## Data provided
● ● ● ● ● ● ●

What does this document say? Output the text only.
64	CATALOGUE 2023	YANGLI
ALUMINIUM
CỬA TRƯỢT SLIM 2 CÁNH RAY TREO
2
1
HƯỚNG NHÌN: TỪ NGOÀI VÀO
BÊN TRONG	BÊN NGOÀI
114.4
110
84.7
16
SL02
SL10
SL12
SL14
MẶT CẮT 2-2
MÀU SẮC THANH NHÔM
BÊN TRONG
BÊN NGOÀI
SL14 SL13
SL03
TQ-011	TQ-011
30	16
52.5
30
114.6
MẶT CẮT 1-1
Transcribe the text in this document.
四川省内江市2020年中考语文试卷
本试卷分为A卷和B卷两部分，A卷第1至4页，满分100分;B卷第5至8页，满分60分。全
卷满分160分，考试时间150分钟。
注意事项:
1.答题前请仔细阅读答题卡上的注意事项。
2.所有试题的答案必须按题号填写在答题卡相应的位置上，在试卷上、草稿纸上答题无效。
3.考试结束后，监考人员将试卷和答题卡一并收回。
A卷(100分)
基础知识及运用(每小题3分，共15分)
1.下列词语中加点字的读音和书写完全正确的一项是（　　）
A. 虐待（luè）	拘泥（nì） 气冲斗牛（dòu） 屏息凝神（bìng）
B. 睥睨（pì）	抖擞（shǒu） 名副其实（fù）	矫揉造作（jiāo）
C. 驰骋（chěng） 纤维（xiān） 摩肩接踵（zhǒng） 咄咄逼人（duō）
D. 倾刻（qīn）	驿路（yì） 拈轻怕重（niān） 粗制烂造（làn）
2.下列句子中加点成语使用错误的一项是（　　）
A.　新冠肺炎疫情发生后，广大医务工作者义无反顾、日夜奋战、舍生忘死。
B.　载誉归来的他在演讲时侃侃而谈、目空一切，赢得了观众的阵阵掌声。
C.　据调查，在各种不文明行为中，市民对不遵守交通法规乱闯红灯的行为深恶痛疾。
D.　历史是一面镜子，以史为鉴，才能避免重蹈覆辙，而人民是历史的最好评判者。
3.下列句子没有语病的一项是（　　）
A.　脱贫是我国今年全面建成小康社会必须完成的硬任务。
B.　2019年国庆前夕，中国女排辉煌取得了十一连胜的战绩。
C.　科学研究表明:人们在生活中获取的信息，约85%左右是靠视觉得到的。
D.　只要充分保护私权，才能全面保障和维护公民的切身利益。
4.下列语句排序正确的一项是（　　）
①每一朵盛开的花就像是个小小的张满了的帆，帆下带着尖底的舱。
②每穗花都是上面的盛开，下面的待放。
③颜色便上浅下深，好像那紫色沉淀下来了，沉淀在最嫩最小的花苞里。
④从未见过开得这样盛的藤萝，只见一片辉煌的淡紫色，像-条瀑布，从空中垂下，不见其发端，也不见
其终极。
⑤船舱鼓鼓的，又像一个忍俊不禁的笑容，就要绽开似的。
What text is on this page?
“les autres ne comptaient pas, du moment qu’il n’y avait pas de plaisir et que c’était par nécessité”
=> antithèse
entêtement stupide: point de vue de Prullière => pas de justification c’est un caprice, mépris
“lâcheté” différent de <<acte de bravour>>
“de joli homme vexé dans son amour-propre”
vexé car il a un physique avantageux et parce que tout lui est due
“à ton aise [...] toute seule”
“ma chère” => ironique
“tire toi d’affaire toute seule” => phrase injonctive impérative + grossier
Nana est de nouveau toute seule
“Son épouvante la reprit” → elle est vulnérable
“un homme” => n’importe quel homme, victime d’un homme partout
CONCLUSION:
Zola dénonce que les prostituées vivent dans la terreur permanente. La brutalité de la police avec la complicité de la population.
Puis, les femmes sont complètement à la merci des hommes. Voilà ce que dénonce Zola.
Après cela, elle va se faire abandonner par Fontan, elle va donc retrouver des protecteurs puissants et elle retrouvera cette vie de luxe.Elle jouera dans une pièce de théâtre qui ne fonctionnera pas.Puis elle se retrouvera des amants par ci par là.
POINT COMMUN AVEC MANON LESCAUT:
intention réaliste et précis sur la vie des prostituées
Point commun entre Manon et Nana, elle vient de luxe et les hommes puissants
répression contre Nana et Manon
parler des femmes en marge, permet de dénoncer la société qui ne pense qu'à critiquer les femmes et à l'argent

● ● ● ● ● ● ●

## Exercise prompt
Write out the records shown above, exactly as they appear.

## Task output
What does this document say? Output the text only.
64	CATALOGUE 2023	YANGLI
ALUMINIUM
CỬA TRƯỢT SLIM 2 CÁNH RAY TREO
2
1
HƯỚNG NHÌN: TỪ NGOÀI VÀO
BÊN TRONG	BÊN NGOÀI
114.4
110
84.7
16
SL02
SL10
SL12
SL14
MẶT CẮT 2-2
MÀU SẮC THANH NHÔM
BÊN TRONG
BÊN NGOÀI
SL14 SL13
SL03
TQ-011	TQ-011
30	16
52.5
30
114.6
MẶT CẮT 1-1
Transcribe the text in this document.
四川省内江市2020年中考语文试卷
本试卷分为A卷和B卷两部分，A卷第1至4页，满分100分;B卷第5至8页，满分60分。全
卷满分160分，考试时间150分钟。
注意事项:
1.答题前请仔细阅读答题卡上的注意事项。
2.所有试题的答案必须按题号填写在答题卡相应的位置上，在试卷上、草稿纸上答题无效。
3.考试结束后，监考人员将试卷和答题卡一并收回。
A卷(100分)
基础知识及运用(每小题3分，共15分)
1.下列词语中加点字的读音和书写完全正确的一项是（　　）
A. 虐待（luè）	拘泥（nì） 气冲斗牛（dòu） 屏息凝神（bìng）
B. 睥睨（pì）	抖擞（shǒu） 名副其实（fù）	矫揉造作（jiāo）
C. 驰骋（chěng） 纤维（xiān） 摩肩接踵（zhǒng） 咄咄逼人（duō）
D. 倾刻（qīn）	驿路（yì） 拈轻怕重（niān） 粗制烂造（làn）
2.下列句子中加点成语使用错误的一项是（　　）
A.　新冠肺炎疫情发生后，广大医务工作者义无反顾、日夜奋战、舍生忘死。
B.　载誉归来的他在演讲时侃侃而谈、目空一切，赢得了观众的阵阵掌声。
C.　据调查，在各种不文明行为中，市民对不遵守交通法规乱闯红灯的行为深恶痛疾。
D.　历史是一面镜子，以史为鉴，才能避免重蹈覆辙，而人民是历史的最好评判者。
3.下列句子没有语病的一项是（　　）
A.　脱贫是我国今年全面建成小康社会必须完成的硬任务。
B.　2019年国庆前夕，中国女排辉煌取得了十一连胜的战绩。
C.　科学研究表明:人们在生活中获取的信息，约85%左右是靠视觉得到的。
D.　只要充分保护私权，才能全面保障和维护公民的切身利益。
4.下列语句排序正确的一项是（　　）
①每一朵盛开的花就像是个小小的张满了的帆，帆下带着尖底的舱。
②每穗花都是上面的盛开，下面的待放。
③颜色便上浅下深，好像那紫色沉淀下来了，沉淀在最嫩最小的花苞里。
④从未见过开得这样盛的藤萝，只见一片辉煌的淡紫色，像-条瀑布，从空中垂下，不见其发端，也不见
其终极。
⑤船舱鼓鼓的，又像一个忍俊不禁的笑容，就要绽开似的。
What text is on this page?
“les autres ne comptaient pas, du moment qu’il n’y avait pas de plaisir et que c’était par nécessité”
=> antithèse
entêtement stupide: point de vue de Prullière => pas de justification c’est un caprice, mépris
“lâcheté” différent de <<acte de bravour>>
“de joli homme vexé dans son amour-propre”
vexé car il a un physique avantageux et parce que tout lui est due
“à ton aise [...] toute seule”
“ma chère” => ironique
“tire toi d’affaire toute seule” => phrase injonctive impérative + grossier
Nana est de nouveau toute seule
“Son épouvante la reprit” → elle est vulnérable
“un homme” => n’importe quel homme, victime d’un homme partout
CONCLUSION:
Zola dénonce que les prostituées vivent dans la terreur permanente. La brutalité de la police avec la complicité de la population.
Puis, les femmes sont complètement à la merci des hommes. Voilà ce que dénonce Zola.
Après cela, elle va se faire abandonner par Fontan, elle va donc retrouver des protecteurs puissants et elle retrouvera cette vie de luxe.Elle jouera dans une pièce de théâtre qui ne fonctionnera pas.Puis elle se retrouvera des amants par ci par là.
POINT COMMUN AVEC MANON LESCAUT:
intention réaliste et précis sur la vie des prostituées
Point commun entre Manon et Nana, elle vient de luxe et les hommes puissants
répression contre Nana et Manon
parler des femmes en marge, permet de dénoncer la société qui ne pense qu'à critiquer les femmes et à l'argent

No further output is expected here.